Dataset entries
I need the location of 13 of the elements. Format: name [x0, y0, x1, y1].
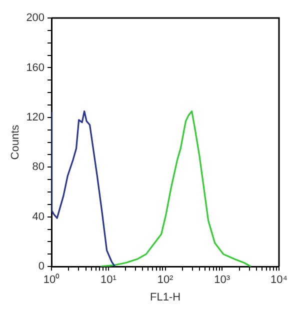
y-axis-title: Counts [10, 124, 22, 160]
x-tick-label: 10² [157, 274, 174, 286]
x-tick-label: 10⁰ [43, 273, 60, 286]
y-tick-label: 0 [38, 260, 45, 273]
y-tick-label: 160 [26, 62, 45, 74]
x-axis-title: FL1-H [150, 291, 181, 304]
y-tick-label: 80 [32, 161, 45, 174]
y-tick-label: 200 [26, 12, 45, 24]
x-tick-label: 10³ [214, 274, 230, 286]
x-tick-label: 10¹ [100, 274, 117, 286]
x-tick-label: 10⁴ [270, 274, 288, 286]
y-tick-label: 120 [26, 111, 45, 124]
y-tick-label: 40 [32, 210, 45, 223]
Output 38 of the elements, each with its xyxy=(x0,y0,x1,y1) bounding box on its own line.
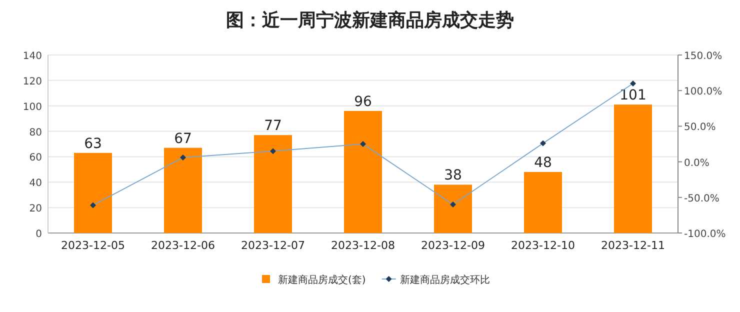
y-tick-label: 60 xyxy=(29,152,42,164)
x-tick-label: 2023-12-08 xyxy=(331,239,395,252)
legend-label: 新建商品房成交环比 xyxy=(400,274,490,286)
legend-label: 新建商品房成交(套) xyxy=(278,274,366,286)
data-label: 96 xyxy=(354,94,372,110)
y-tick-label: 100 xyxy=(22,102,42,113)
x-tick-label: 2023-12-06 xyxy=(151,239,215,252)
y2-tick-label: 0.0% xyxy=(684,158,710,169)
y2-tick-label: -100.0% xyxy=(684,229,726,240)
data-label: 67 xyxy=(174,130,192,147)
bar xyxy=(434,184,472,233)
data-label: 48 xyxy=(534,154,552,171)
x-tick-label: 2023-12-11 xyxy=(601,239,665,252)
y-tick-label: 0 xyxy=(36,229,42,240)
data-label: 77 xyxy=(264,118,282,134)
bar xyxy=(524,172,562,233)
bar xyxy=(164,148,202,233)
y-tick-label: 120 xyxy=(22,76,42,88)
data-label: 38 xyxy=(444,168,462,184)
bar xyxy=(344,110,382,233)
y2-tick-label: 50.0% xyxy=(684,122,716,134)
data-label: 101 xyxy=(620,88,646,104)
y2-tick-label: 150.0% xyxy=(684,51,722,62)
bar xyxy=(74,152,112,233)
chart-title: 图：近一周宁波新建商品房成交走势 xyxy=(226,10,514,31)
y-tick-label: 80 xyxy=(29,127,42,138)
x-tick-label: 2023-12-10 xyxy=(511,239,575,252)
x-tick-label: 2023-12-05 xyxy=(61,239,125,252)
y-tick-label: 140 xyxy=(22,51,42,62)
x-tick-label: 2023-12-09 xyxy=(421,239,485,252)
y-tick-label: 20 xyxy=(29,204,42,215)
data-label: 63 xyxy=(84,136,102,152)
y2-tick-label: -50.0% xyxy=(684,193,720,204)
x-tick-label: 2023-12-07 xyxy=(241,239,305,252)
bar xyxy=(254,135,292,233)
y-tick-label: 40 xyxy=(29,178,42,190)
y2-tick-label: 100.0% xyxy=(684,86,722,98)
bar xyxy=(614,104,652,233)
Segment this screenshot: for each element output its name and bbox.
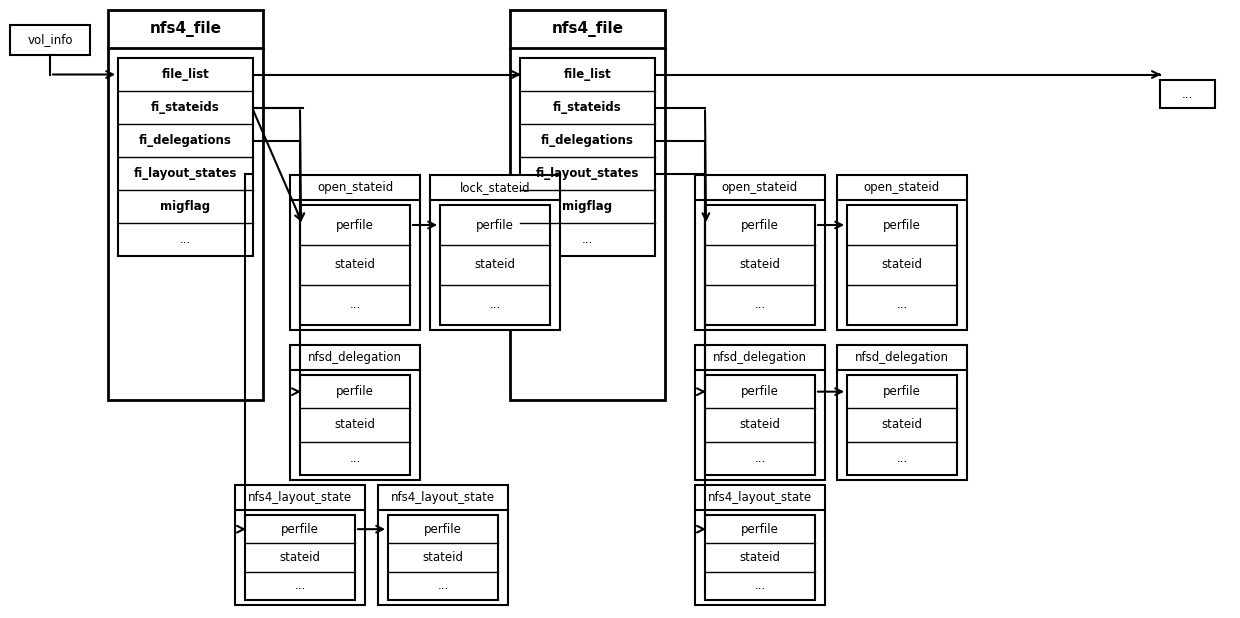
Text: open_stateid: open_stateid [317, 181, 393, 194]
Text: ...: ... [350, 298, 361, 311]
Bar [118, 58, 253, 256]
Bar [520, 58, 655, 256]
Bar [837, 345, 967, 480]
Text: perfile: perfile [742, 523, 779, 536]
Bar [694, 175, 825, 330]
Text: ...: ... [582, 233, 593, 246]
Text: stateid: stateid [739, 258, 780, 271]
Text: file_list: file_list [564, 68, 611, 81]
Text: nfs4_layout_state: nfs4_layout_state [391, 491, 495, 504]
Text: stateid: stateid [739, 551, 780, 564]
Text: perfile: perfile [742, 385, 779, 398]
Bar [837, 175, 967, 330]
Text: ...: ... [1182, 88, 1193, 101]
Text: nfsd_delegation: nfsd_delegation [713, 351, 807, 364]
Text: stateid: stateid [739, 418, 780, 431]
Text: vol_info: vol_info [27, 33, 73, 46]
Text: ...: ... [897, 452, 908, 465]
Text: ...: ... [180, 233, 191, 246]
Text: fi_layout_states: fi_layout_states [134, 167, 237, 180]
Text: ...: ... [754, 579, 765, 592]
Text: stateid: stateid [475, 258, 516, 271]
Bar [706, 375, 815, 475]
Text: migflag: migflag [160, 200, 211, 213]
Text: stateid: stateid [423, 551, 464, 564]
Bar [706, 205, 815, 325]
Text: stateid: stateid [882, 258, 923, 271]
Bar [300, 375, 410, 475]
Text: ...: ... [350, 452, 361, 465]
Bar [236, 485, 365, 605]
Bar [430, 175, 560, 330]
Text: fi_layout_states: fi_layout_states [536, 167, 639, 180]
Text: nfsd_delegation: nfsd_delegation [856, 351, 949, 364]
Text: perfile: perfile [336, 385, 374, 398]
Text: stateid: stateid [279, 551, 320, 564]
Text: nfs4_file: nfs4_file [150, 21, 222, 37]
Text: migflag: migflag [563, 200, 613, 213]
Bar [108, 10, 263, 400]
Text: ...: ... [897, 298, 908, 311]
Bar [694, 485, 825, 605]
Text: perfile: perfile [424, 523, 463, 536]
Bar [440, 205, 551, 325]
Bar [290, 345, 420, 480]
Bar [290, 175, 420, 330]
Text: stateid: stateid [882, 418, 923, 431]
Bar [246, 515, 355, 600]
Bar [706, 515, 815, 600]
Text: nfs4_layout_state: nfs4_layout_state [248, 491, 352, 504]
Text: ...: ... [754, 298, 765, 311]
Text: fi_stateids: fi_stateids [553, 101, 622, 114]
Text: perfile: perfile [883, 385, 921, 398]
Text: perfile: perfile [476, 219, 513, 232]
Text: fi_delegations: fi_delegations [541, 134, 634, 147]
Bar [1159, 80, 1215, 108]
Text: stateid: stateid [335, 258, 376, 271]
Text: stateid: stateid [335, 418, 376, 431]
Text: open_stateid: open_stateid [722, 181, 799, 194]
Bar [694, 345, 825, 480]
Bar [847, 375, 957, 475]
Text: lock_stateid: lock_stateid [460, 181, 531, 194]
Text: nfs4_file: nfs4_file [552, 21, 624, 37]
Bar [10, 25, 91, 55]
Bar [847, 205, 957, 325]
Text: file_list: file_list [161, 68, 210, 81]
Text: ...: ... [490, 298, 501, 311]
Bar [378, 485, 508, 605]
Text: nfsd_delegation: nfsd_delegation [308, 351, 402, 364]
Bar [300, 205, 410, 325]
Text: perfile: perfile [281, 523, 319, 536]
Bar [510, 10, 665, 400]
Text: perfile: perfile [336, 219, 374, 232]
Text: ...: ... [294, 579, 305, 592]
Text: open_stateid: open_stateid [864, 181, 940, 194]
Text: ...: ... [754, 452, 765, 465]
Text: fi_delegations: fi_delegations [139, 134, 232, 147]
Text: ...: ... [438, 579, 449, 592]
Text: nfs4_layout_state: nfs4_layout_state [708, 491, 812, 504]
Text: perfile: perfile [883, 219, 921, 232]
Bar [388, 515, 498, 600]
Text: fi_stateids: fi_stateids [151, 101, 219, 114]
Text: perfile: perfile [742, 219, 779, 232]
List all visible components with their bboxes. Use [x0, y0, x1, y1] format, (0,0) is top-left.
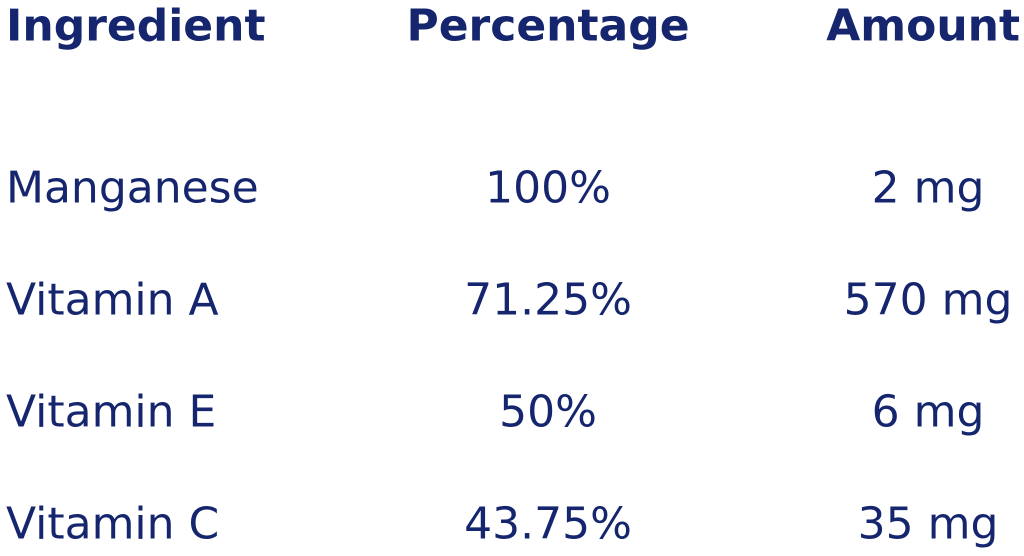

§ **Task description**: Format everything in the entries above, from the line containing "Text: open_stateid: open_stateid [317, 181, 393, 194]" down to the line containing "Text: nfs4_layout_state: nfs4_layout_state [391, 491, 495, 504]", as a Markdown table with the columns No. and Line. Number each row and leave out blank lines.

§ **Task answer**:
| No. | Line |
|---|---|
| 1 | Text: open_stateid: open_stateid [317, 181, 393, 194] |
| 2 | Text: ...: ... [350, 298, 361, 311] |
| 3 | Bar [118, 58, 253, 256] |
| 4 | Bar [520, 58, 655, 256] |
| 5 | Bar [837, 345, 967, 480] |
| 6 | Text: perfile: perfile [742, 523, 779, 536] |
| 7 | Bar [694, 175, 825, 330] |
| 8 | Text: ...: ... [582, 233, 593, 246] |
| 9 | Text: stateid: stateid [739, 258, 780, 271] |
| 10 | Text: file_list: file_list [564, 68, 611, 81] |
| 11 | Text: nfs4_layout_state: nfs4_layout_state [391, 491, 495, 504] |